Part of a data file
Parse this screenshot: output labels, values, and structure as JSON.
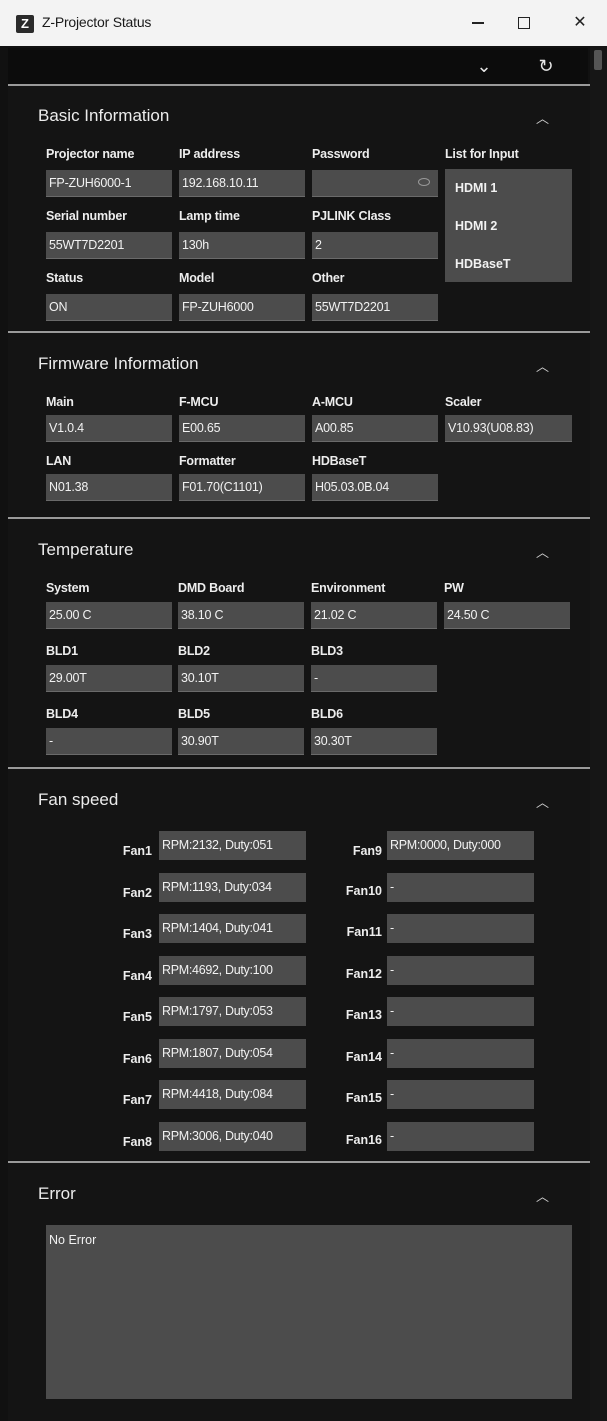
{
  "window": {
    "app_icon": "Z",
    "title": "Z-Projector Status",
    "minimize": "",
    "maximize": "",
    "close": "✕"
  },
  "toolbar": {
    "collapse_all_icon": "⌄",
    "refresh_icon": "↻"
  },
  "basic": {
    "title": "Basic Information",
    "projector_name_label": "Projector name",
    "projector_name": "FP-ZUH6000-1",
    "ip_label": "IP address",
    "ip": "192.168.10.11",
    "password_label": "Password",
    "password": "",
    "list_input_label": "List for Input",
    "inputs": [
      "HDMI 1",
      "HDMI 2",
      "HDBaseT"
    ],
    "serial_label": "Serial number",
    "serial": "55WT7D2201",
    "lamp_label": "Lamp time",
    "lamp": "130h",
    "pjlink_label": "PJLINK Class",
    "pjlink": "2",
    "status_label": "Status",
    "status": "ON",
    "model_label": "Model",
    "model": "FP-ZUH6000",
    "other_label": "Other",
    "other": "55WT7D2201"
  },
  "firmware": {
    "title": "Firmware Information",
    "main_label": "Main",
    "main": "V1.0.4",
    "fmcu_label": "F-MCU",
    "fmcu": "E00.65",
    "amcu_label": "A-MCU",
    "amcu": "A00.85",
    "scaler_label": "Scaler",
    "scaler": "V10.93(U08.83)",
    "lan_label": "LAN",
    "lan": "N01.38",
    "formatter_label": "Formatter",
    "formatter": "F01.70(C1101)",
    "hdbaset_label": "HDBaseT",
    "hdbaset": "H05.03.0B.04"
  },
  "temperature": {
    "title": "Temperature",
    "system_label": "System",
    "system": "25.00 C",
    "dmd_label": "DMD Board",
    "dmd": "38.10 C",
    "env_label": "Environment",
    "env": "21.02 C",
    "pw_label": "PW",
    "pw": "24.50 C",
    "bld1_label": "BLD1",
    "bld1": "29.00T",
    "bld2_label": "BLD2",
    "bld2": "30.10T",
    "bld3_label": "BLD3",
    "bld3": "-",
    "bld4_label": "BLD4",
    "bld4": "-",
    "bld5_label": "BLD5",
    "bld5": "30.90T",
    "bld6_label": "BLD6",
    "bld6": "30.30T"
  },
  "fan": {
    "title": "Fan speed",
    "fans": [
      {
        "label": "Fan1",
        "value": "RPM:2132, Duty:051"
      },
      {
        "label": "Fan2",
        "value": "RPM:1193, Duty:034"
      },
      {
        "label": "Fan3",
        "value": "RPM:1404, Duty:041"
      },
      {
        "label": "Fan4",
        "value": "RPM:4692, Duty:100"
      },
      {
        "label": "Fan5",
        "value": "RPM:1797, Duty:053"
      },
      {
        "label": "Fan6",
        "value": "RPM:1807, Duty:054"
      },
      {
        "label": "Fan7",
        "value": "RPM:4418, Duty:084"
      },
      {
        "label": "Fan8",
        "value": "RPM:3006, Duty:040"
      },
      {
        "label": "Fan9",
        "value": "RPM:0000, Duty:000"
      },
      {
        "label": "Fan10",
        "value": "-"
      },
      {
        "label": "Fan11",
        "value": "-"
      },
      {
        "label": "Fan12",
        "value": "-"
      },
      {
        "label": "Fan13",
        "value": "-"
      },
      {
        "label": "Fan14",
        "value": "-"
      },
      {
        "label": "Fan15",
        "value": "-"
      },
      {
        "label": "Fan16",
        "value": "-"
      }
    ]
  },
  "error": {
    "title": "Error",
    "text": "No Error"
  },
  "caret_icon": "︿"
}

Exercise
Looking at the records above, say how many lines hold the string "title". Write nothing but the number.

Result
6